:: EXERCISE INSTRUCTIONS ::
Transcribe all records exactly.
◇ ◇ ◇
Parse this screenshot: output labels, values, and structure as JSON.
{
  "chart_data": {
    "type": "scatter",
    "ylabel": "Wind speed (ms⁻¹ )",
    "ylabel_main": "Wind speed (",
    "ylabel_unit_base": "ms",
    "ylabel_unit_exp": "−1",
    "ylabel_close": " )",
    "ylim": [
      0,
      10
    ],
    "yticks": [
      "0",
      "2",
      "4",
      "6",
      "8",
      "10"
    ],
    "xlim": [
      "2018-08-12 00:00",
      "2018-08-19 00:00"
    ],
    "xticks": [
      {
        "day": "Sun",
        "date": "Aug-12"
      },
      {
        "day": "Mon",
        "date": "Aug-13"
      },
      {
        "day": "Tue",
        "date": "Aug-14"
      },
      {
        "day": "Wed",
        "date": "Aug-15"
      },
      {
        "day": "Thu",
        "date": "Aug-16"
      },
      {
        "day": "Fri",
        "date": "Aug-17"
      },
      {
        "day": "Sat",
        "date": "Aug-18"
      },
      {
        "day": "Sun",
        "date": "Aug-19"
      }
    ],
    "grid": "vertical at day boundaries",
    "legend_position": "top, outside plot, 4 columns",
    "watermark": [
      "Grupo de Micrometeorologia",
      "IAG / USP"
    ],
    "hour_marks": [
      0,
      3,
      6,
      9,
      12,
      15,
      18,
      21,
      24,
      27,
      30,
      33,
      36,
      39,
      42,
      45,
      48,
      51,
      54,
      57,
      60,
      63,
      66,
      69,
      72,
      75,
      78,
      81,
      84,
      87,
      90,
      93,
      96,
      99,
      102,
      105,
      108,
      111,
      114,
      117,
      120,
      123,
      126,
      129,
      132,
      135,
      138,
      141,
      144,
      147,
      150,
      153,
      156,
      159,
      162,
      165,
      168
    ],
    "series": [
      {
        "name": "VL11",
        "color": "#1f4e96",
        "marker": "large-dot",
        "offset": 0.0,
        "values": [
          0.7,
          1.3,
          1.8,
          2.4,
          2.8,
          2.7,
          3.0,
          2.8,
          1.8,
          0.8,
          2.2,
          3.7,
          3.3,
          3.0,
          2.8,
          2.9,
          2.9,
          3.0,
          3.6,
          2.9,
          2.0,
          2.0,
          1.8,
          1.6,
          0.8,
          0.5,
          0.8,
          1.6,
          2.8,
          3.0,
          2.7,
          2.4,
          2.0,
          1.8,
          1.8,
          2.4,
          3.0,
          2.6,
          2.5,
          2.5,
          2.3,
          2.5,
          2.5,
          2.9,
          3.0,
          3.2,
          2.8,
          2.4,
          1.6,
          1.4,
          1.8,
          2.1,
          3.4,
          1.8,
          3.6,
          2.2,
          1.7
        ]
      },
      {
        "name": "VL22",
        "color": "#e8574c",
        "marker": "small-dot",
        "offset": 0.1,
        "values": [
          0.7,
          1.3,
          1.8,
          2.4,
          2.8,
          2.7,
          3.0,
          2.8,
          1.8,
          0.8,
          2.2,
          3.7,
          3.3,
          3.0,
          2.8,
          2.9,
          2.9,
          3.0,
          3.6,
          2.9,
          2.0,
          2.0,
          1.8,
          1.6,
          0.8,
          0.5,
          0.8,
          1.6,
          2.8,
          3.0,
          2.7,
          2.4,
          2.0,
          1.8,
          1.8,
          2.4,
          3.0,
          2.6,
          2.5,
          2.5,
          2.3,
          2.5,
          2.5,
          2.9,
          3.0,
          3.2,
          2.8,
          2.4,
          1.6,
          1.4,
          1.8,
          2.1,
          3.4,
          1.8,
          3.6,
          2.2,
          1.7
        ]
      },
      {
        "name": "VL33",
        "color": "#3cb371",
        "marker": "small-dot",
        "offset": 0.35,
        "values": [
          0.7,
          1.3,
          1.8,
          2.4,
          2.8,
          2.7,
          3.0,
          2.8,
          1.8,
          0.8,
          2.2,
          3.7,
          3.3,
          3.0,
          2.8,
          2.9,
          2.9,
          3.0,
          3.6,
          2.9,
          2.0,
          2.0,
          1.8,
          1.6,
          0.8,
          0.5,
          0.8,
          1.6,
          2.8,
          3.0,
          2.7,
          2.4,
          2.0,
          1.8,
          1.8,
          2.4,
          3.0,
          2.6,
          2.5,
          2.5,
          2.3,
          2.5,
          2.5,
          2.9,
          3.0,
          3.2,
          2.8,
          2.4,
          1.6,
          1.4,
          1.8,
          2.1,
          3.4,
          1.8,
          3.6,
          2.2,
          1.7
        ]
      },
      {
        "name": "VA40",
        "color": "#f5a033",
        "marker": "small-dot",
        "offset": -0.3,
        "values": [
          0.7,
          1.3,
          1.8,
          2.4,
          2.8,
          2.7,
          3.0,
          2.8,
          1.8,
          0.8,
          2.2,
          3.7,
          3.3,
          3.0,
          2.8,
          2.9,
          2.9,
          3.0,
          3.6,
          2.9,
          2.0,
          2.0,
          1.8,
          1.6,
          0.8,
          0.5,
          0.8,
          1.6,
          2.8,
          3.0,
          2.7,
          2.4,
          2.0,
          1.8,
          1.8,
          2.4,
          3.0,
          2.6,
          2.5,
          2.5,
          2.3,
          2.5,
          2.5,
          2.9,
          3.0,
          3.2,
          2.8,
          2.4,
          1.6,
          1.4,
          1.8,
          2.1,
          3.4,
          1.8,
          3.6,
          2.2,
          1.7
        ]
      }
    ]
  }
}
◇ ◇ ◇
:: RESULT BELOW ::
Parse this screenshot: output labels, values, and structure as JSON.
{
  "chart_data": {
    "type": "scatter",
    "ylabel": "Wind speed (ms⁻¹ )",
    "ylabel_main": "Wind speed (",
    "ylabel_unit_base": "ms",
    "ylabel_unit_exp": "−1",
    "ylabel_close": " )",
    "ylim": [
      0,
      10
    ],
    "yticks": [
      "0",
      "2",
      "4",
      "6",
      "8",
      "10"
    ],
    "xlim": [
      "2018-08-12 00:00",
      "2018-08-19 00:00"
    ],
    "xticks": [
      {
        "day": "Sun",
        "date": "Aug-12"
      },
      {
        "day": "Mon",
        "date": "Aug-13"
      },
      {
        "day": "Tue",
        "date": "Aug-14"
      },
      {
        "day": "Wed",
        "date": "Aug-15"
      },
      {
        "day": "Thu",
        "date": "Aug-16"
      },
      {
        "day": "Fri",
        "date": "Aug-17"
      },
      {
        "day": "Sat",
        "date": "Aug-18"
      },
      {
        "day": "Sun",
        "date": "Aug-19"
      }
    ],
    "grid": "vertical at day boundaries",
    "legend_position": "top, outside plot, 4 columns",
    "watermark": [
      "Grupo de Micrometeorologia",
      "IAG / USP"
    ],
    "hour_marks": [
      0,
      3,
      6,
      9,
      12,
      15,
      18,
      21,
      24,
      27,
      30,
      33,
      36,
      39,
      42,
      45,
      48,
      51,
      54,
      57,
      60,
      63,
      66,
      69,
      72,
      75,
      78,
      81,
      84,
      87,
      90,
      93,
      96,
      99,
      102,
      105,
      108,
      111,
      114,
      117,
      120,
      123,
      126,
      129,
      132,
      135,
      138,
      141,
      144,
      147,
      150,
      153,
      156,
      159,
      162,
      165,
      168
    ],
    "series": [
      {
        "name": "VL11",
        "color": "#1f4e96",
        "marker": "large-dot",
        "offset": 0.0,
        "values": [
          0.7,
          1.3,
          1.8,
          2.4,
          2.8,
          2.7,
          3.0,
          2.8,
          1.8,
          0.8,
          2.2,
          3.7,
          3.3,
          3.0,
          2.8,
          2.9,
          2.9,
          3.0,
          3.6,
          2.9,
          2.0,
          2.0,
          1.8,
          1.6,
          0.8,
          0.5,
          0.8,
          1.6,
          2.8,
          3.0,
          2.7,
          2.4,
          2.0,
          1.8,
          1.8,
          2.4,
          3.0,
          2.6,
          2.5,
          2.5,
          2.3,
          2.5,
          2.5,
          2.9,
          3.0,
          3.2,
          2.8,
          2.4,
          1.6,
          1.4,
          1.8,
          2.1,
          3.4,
          1.8,
          3.6,
          2.2,
          1.7
        ]
      },
      {
        "name": "VL22",
        "color": "#e8574c",
        "marker": "small-dot",
        "offset": 0.1,
        "values": [
          0.7,
          1.3,
          1.8,
          2.4,
          2.8,
          2.7,
          3.0,
          2.8,
          1.8,
          0.8,
          2.2,
          3.7,
          3.3,
          3.0,
          2.8,
          2.9,
          2.9,
          3.0,
          3.6,
          2.9,
          2.0,
          2.0,
          1.8,
          1.6,
          0.8,
          0.5,
          0.8,
          1.6,
          2.8,
          3.0,
          2.7,
          2.4,
          2.0,
          1.8,
          1.8,
          2.4,
          3.0,
          2.6,
          2.5,
          2.5,
          2.3,
          2.5,
          2.5,
          2.9,
          3.0,
          3.2,
          2.8,
          2.4,
          1.6,
          1.4,
          1.8,
          2.1,
          3.4,
          1.8,
          3.6,
          2.2,
          1.7
        ]
      },
      {
        "name": "VL33",
        "color": "#3cb371",
        "marker": "small-dot",
        "offset": 0.35,
        "values": [
          0.7,
          1.3,
          1.8,
          2.4,
          2.8,
          2.7,
          3.0,
          2.8,
          1.8,
          0.8,
          2.2,
          3.7,
          3.3,
          3.0,
          2.8,
          2.9,
          2.9,
          3.0,
          3.6,
          2.9,
          2.0,
          2.0,
          1.8,
          1.6,
          0.8,
          0.5,
          0.8,
          1.6,
          2.8,
          3.0,
          2.7,
          2.4,
          2.0,
          1.8,
          1.8,
          2.4,
          3.0,
          2.6,
          2.5,
          2.5,
          2.3,
          2.5,
          2.5,
          2.9,
          3.0,
          3.2,
          2.8,
          2.4,
          1.6,
          1.4,
          1.8,
          2.1,
          3.4,
          1.8,
          3.6,
          2.2,
          1.7
        ]
      },
      {
        "name": "VA40",
        "color": "#f5a033",
        "marker": "small-dot",
        "offset": -0.3,
        "values": [
          0.7,
          1.3,
          1.8,
          2.4,
          2.8,
          2.7,
          3.0,
          2.8,
          1.8,
          0.8,
          2.2,
          3.7,
          3.3,
          3.0,
          2.8,
          2.9,
          2.9,
          3.0,
          3.6,
          2.9,
          2.0,
          2.0,
          1.8,
          1.6,
          0.8,
          0.5,
          0.8,
          1.6,
          2.8,
          3.0,
          2.7,
          2.4,
          2.0,
          1.8,
          1.8,
          2.4,
          3.0,
          2.6,
          2.5,
          2.5,
          2.3,
          2.5,
          2.5,
          2.9,
          3.0,
          3.2,
          2.8,
          2.4,
          1.6,
          1.4,
          1.8,
          2.1,
          3.4,
          1.8,
          3.6,
          2.2,
          1.7
        ]
      }
    ]
  }
}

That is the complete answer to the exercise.